## BEGIN Records for this task

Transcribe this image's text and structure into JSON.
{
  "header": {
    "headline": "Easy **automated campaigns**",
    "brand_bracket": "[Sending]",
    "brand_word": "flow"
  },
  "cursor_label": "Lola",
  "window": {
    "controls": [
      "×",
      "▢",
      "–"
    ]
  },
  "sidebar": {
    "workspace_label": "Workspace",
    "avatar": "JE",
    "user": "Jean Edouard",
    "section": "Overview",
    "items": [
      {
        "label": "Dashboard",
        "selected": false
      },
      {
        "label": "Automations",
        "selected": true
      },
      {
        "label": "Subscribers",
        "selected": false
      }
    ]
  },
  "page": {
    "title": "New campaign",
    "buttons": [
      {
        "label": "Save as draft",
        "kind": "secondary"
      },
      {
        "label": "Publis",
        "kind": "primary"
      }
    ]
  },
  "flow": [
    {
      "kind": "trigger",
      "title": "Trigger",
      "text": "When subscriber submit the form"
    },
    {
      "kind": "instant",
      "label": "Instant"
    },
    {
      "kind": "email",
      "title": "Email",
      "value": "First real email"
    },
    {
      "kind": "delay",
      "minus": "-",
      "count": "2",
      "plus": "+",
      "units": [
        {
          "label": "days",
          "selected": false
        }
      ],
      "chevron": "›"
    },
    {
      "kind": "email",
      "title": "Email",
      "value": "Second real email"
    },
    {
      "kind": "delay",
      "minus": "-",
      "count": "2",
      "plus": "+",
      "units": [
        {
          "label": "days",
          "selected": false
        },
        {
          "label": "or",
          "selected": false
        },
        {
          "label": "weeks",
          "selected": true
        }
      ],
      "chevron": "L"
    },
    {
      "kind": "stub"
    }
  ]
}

## END Records for this task

Work required:
Every entry above should be retyped exactly as shown.

Final answer:
Transcribe this image's text and structure into JSON.
{
  "header": {
    "headline": "Easy **automated campaigns**",
    "brand_bracket": "[Sending]",
    "brand_word": "flow"
  },
  "cursor_label": "Lola",
  "window": {
    "controls": [
      "×",
      "▢",
      "–"
    ]
  },
  "sidebar": {
    "workspace_label": "Workspace",
    "avatar": "JE",
    "user": "Jean Edouard",
    "section": "Overview",
    "items": [
      {
        "label": "Dashboard",
        "selected": false
      },
      {
        "label": "Automations",
        "selected": true
      },
      {
        "label": "Subscribers",
        "selected": false
      }
    ]
  },
  "page": {
    "title": "New campaign",
    "buttons": [
      {
        "label": "Save as draft",
        "kind": "secondary"
      },
      {
        "label": "Publis",
        "kind": "primary"
      }
    ]
  },
  "flow": [
    {
      "kind": "trigger",
      "title": "Trigger",
      "text": "When subscriber submit the form"
    },
    {
      "kind": "instant",
      "label": "Instant"
    },
    {
      "kind": "email",
      "title": "Email",
      "value": "First real email"
    },
    {
      "kind": "delay",
      "minus": "-",
      "count": "2",
      "plus": "+",
      "units": [
        {
          "label": "days",
          "selected": false
        }
      ],
      "chevron": "›"
    },
    {
      "kind": "email",
      "title": "Email",
      "value": "Second real email"
    },
    {
      "kind": "delay",
      "minus": "-",
      "count": "2",
      "plus": "+",
      "units": [
        {
          "label": "days",
          "selected": false
        },
        {
          "label": "or",
          "selected": false
        },
        {
          "label": "weeks",
          "selected": true
        }
      ],
      "chevron": "L"
    },
    {
      "kind": "stub"
    }
  ]
}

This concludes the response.